- _Written request_: Write out each line that follows exactly as it stands, without the pictures.

>>>>>

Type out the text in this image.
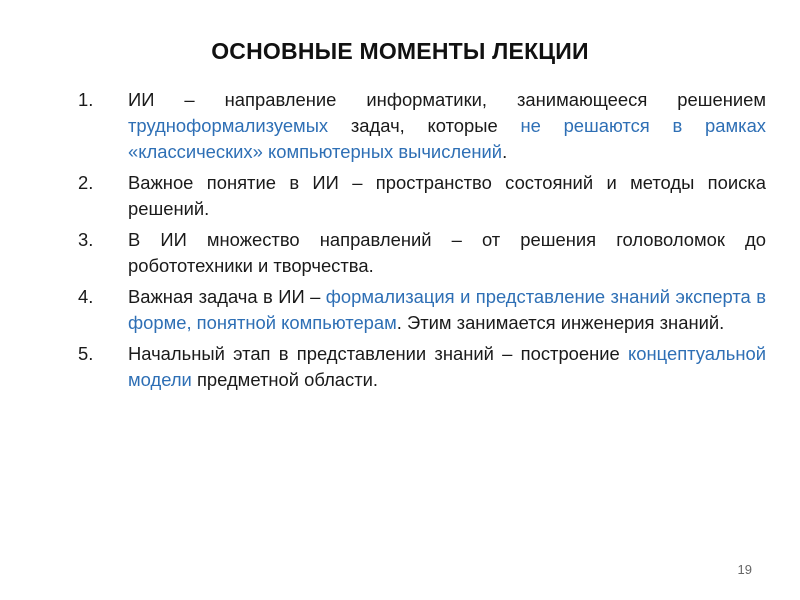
ОСНОВНЫЕ МОМЕНТЫ ЛЕКЦИИ
1. ИИ – направление информатики, занимающееся решением трудноформализуемых задач, которые не решаются в рамках «классических» компьютерных вычислений.
2. Важное понятие в ИИ – пространство состояний и методы поиска решений.
3. В ИИ множество направлений – от решения головоломок до робототехники и творчества.
4. Важная задача в ИИ – формализация и представление знаний эксперта в форме, понятной компьютерам. Этим занимается инженерия знаний.
5. Начальный этап в представлении знаний – построение концептуальной модели предметной области.
19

<<<<<

- _Written response_:
Type out the text in this image.
ОСНОВНЫЕ МОМЕНТЫ ЛЕКЦИИ
1. ИИ – направление информатики, занимающееся решением трудноформализуемых задач, которые не решаются в рамках «классических» компьютерных вычислений.
2. Важное понятие в ИИ – пространство состояний и методы поиска решений.
3. В ИИ множество направлений – от решения головоломок до робототехники и творчества.
4. Важная задача в ИИ – формализация и представление знаний эксперта в форме, понятной компьютерам. Этим занимается инженерия знаний.
5. Начальный этап в представлении знаний – построение концептуальной модели предметной области.
19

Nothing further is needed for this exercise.